* **Stated goal**:
What follows is a set of records, each of which is to be written out exactly.

>> BEGIN Given records

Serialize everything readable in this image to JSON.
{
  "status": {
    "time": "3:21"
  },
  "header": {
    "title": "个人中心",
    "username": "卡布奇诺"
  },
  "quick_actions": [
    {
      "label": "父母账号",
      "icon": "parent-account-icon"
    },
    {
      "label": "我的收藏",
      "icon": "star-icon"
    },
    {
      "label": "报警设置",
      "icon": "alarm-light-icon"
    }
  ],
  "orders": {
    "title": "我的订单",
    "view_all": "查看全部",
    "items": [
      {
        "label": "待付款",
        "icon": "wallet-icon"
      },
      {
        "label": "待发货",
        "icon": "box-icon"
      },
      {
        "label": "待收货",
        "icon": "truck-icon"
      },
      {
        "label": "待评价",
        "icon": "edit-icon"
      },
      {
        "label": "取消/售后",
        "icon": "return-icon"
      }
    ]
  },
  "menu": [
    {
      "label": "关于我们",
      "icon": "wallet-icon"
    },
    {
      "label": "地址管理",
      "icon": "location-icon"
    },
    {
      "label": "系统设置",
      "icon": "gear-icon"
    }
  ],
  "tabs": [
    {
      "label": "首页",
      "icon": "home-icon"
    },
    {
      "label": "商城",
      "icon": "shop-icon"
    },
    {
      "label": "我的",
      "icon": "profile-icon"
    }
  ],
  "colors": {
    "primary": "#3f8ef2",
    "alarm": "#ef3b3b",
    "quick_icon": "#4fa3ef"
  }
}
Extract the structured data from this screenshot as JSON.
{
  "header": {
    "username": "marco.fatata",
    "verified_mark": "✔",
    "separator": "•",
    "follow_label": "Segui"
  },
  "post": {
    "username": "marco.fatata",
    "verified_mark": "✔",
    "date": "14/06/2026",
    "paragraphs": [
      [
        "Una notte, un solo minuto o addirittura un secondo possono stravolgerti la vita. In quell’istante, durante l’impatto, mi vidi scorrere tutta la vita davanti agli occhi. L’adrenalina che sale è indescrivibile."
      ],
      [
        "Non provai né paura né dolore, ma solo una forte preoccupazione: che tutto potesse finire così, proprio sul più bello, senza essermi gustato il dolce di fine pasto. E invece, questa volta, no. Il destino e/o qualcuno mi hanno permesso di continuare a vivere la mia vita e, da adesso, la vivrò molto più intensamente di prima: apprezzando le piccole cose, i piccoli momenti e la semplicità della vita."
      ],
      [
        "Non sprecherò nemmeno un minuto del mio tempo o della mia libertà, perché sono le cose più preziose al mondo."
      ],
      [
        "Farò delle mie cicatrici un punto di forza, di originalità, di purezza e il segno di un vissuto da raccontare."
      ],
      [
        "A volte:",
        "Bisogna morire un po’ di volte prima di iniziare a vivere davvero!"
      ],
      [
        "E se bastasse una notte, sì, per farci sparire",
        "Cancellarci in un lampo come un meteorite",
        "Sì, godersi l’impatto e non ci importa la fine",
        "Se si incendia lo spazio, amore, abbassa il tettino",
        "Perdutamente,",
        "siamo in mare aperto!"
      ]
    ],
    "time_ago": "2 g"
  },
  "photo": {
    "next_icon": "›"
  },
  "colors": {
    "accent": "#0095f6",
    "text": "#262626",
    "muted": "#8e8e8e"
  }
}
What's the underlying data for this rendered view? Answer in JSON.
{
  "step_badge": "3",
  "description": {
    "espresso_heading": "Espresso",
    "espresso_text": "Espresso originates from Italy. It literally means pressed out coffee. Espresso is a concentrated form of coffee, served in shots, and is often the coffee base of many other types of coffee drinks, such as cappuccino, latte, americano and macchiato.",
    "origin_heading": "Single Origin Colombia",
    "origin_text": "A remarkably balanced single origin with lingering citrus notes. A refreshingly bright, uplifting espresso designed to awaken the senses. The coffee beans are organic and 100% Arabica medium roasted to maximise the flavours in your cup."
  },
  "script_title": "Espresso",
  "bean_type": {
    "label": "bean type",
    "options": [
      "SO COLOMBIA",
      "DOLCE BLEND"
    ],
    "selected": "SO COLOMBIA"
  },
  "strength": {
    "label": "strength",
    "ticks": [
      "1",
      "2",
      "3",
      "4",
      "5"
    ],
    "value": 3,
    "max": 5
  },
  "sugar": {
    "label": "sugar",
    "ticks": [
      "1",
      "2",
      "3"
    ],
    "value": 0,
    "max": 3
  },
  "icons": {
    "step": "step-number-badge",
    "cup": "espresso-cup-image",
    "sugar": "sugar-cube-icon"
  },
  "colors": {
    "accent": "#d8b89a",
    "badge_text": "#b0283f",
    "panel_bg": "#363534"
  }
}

>> END Given records

* **Reply**:
Serialize everything readable in this image to JSON.
{
  "status": {
    "time": "3:21"
  },
  "header": {
    "title": "个人中心",
    "username": "卡布奇诺"
  },
  "quick_actions": [
    {
      "label": "父母账号",
      "icon": "parent-account-icon"
    },
    {
      "label": "我的收藏",
      "icon": "star-icon"
    },
    {
      "label": "报警设置",
      "icon": "alarm-light-icon"
    }
  ],
  "orders": {
    "title": "我的订单",
    "view_all": "查看全部",
    "items": [
      {
        "label": "待付款",
        "icon": "wallet-icon"
      },
      {
        "label": "待发货",
        "icon": "box-icon"
      },
      {
        "label": "待收货",
        "icon": "truck-icon"
      },
      {
        "label": "待评价",
        "icon": "edit-icon"
      },
      {
        "label": "取消/售后",
        "icon": "return-icon"
      }
    ]
  },
  "menu": [
    {
      "label": "关于我们",
      "icon": "wallet-icon"
    },
    {
      "label": "地址管理",
      "icon": "location-icon"
    },
    {
      "label": "系统设置",
      "icon": "gear-icon"
    }
  ],
  "tabs": [
    {
      "label": "首页",
      "icon": "home-icon"
    },
    {
      "label": "商城",
      "icon": "shop-icon"
    },
    {
      "label": "我的",
      "icon": "profile-icon"
    }
  ],
  "colors": {
    "primary": "#3f8ef2",
    "alarm": "#ef3b3b",
    "quick_icon": "#4fa3ef"
  }
}
Extract the structured data from this screenshot as JSON.
{
  "header": {
    "username": "marco.fatata",
    "verified_mark": "✔",
    "separator": "•",
    "follow_label": "Segui"
  },
  "post": {
    "username": "marco.fatata",
    "verified_mark": "✔",
    "date": "14/06/2026",
    "paragraphs": [
      [
        "Una notte, un solo minuto o addirittura un secondo possono stravolgerti la vita. In quell’istante, durante l’impatto, mi vidi scorrere tutta la vita davanti agli occhi. L’adrenalina che sale è indescrivibile."
      ],
      [
        "Non provai né paura né dolore, ma solo una forte preoccupazione: che tutto potesse finire così, proprio sul più bello, senza essermi gustato il dolce di fine pasto. E invece, questa volta, no. Il destino e/o qualcuno mi hanno permesso di continuare a vivere la mia vita e, da adesso, la vivrò molto più intensamente di prima: apprezzando le piccole cose, i piccoli momenti e la semplicità della vita."
      ],
      [
        "Non sprecherò nemmeno un minuto del mio tempo o della mia libertà, perché sono le cose più preziose al mondo."
      ],
      [
        "Farò delle mie cicatrici un punto di forza, di originalità, di purezza e il segno di un vissuto da raccontare."
      ],
      [
        "A volte:",
        "Bisogna morire un po’ di volte prima di iniziare a vivere davvero!"
      ],
      [
        "E se bastasse una notte, sì, per farci sparire",
        "Cancellarci in un lampo come un meteorite",
        "Sì, godersi l’impatto e non ci importa la fine",
        "Se si incendia lo spazio, amore, abbassa il tettino",
        "Perdutamente,",
        "siamo in mare aperto!"
      ]
    ],
    "time_ago": "2 g"
  },
  "photo": {
    "next_icon": "›"
  },
  "colors": {
    "accent": "#0095f6",
    "text": "#262626",
    "muted": "#8e8e8e"
  }
}
What's the underlying data for this rendered view? Answer in JSON.
{
  "step_badge": "3",
  "description": {
    "espresso_heading": "Espresso",
    "espresso_text": "Espresso originates from Italy. It literally means pressed out coffee. Espresso is a concentrated form of coffee, served in shots, and is often the coffee base of many other types of coffee drinks, such as cappuccino, latte, americano and macchiato.",
    "origin_heading": "Single Origin Colombia",
    "origin_text": "A remarkably balanced single origin with lingering citrus notes. A refreshingly bright, uplifting espresso designed to awaken the senses. The coffee beans are organic and 100% Arabica medium roasted to maximise the flavours in your cup."
  },
  "script_title": "Espresso",
  "bean_type": {
    "label": "bean type",
    "options": [
      "SO COLOMBIA",
      "DOLCE BLEND"
    ],
    "selected": "SO COLOMBIA"
  },
  "strength": {
    "label": "strength",
    "ticks": [
      "1",
      "2",
      "3",
      "4",
      "5"
    ],
    "value": 3,
    "max": 5
  },
  "sugar": {
    "label": "sugar",
    "ticks": [
      "1",
      "2",
      "3"
    ],
    "value": 0,
    "max": 3
  },
  "icons": {
    "step": "step-number-badge",
    "cup": "espresso-cup-image",
    "sugar": "sugar-cube-icon"
  },
  "colors": {
    "accent": "#d8b89a",
    "badge_text": "#b0283f",
    "panel_bg": "#363534"
  }
}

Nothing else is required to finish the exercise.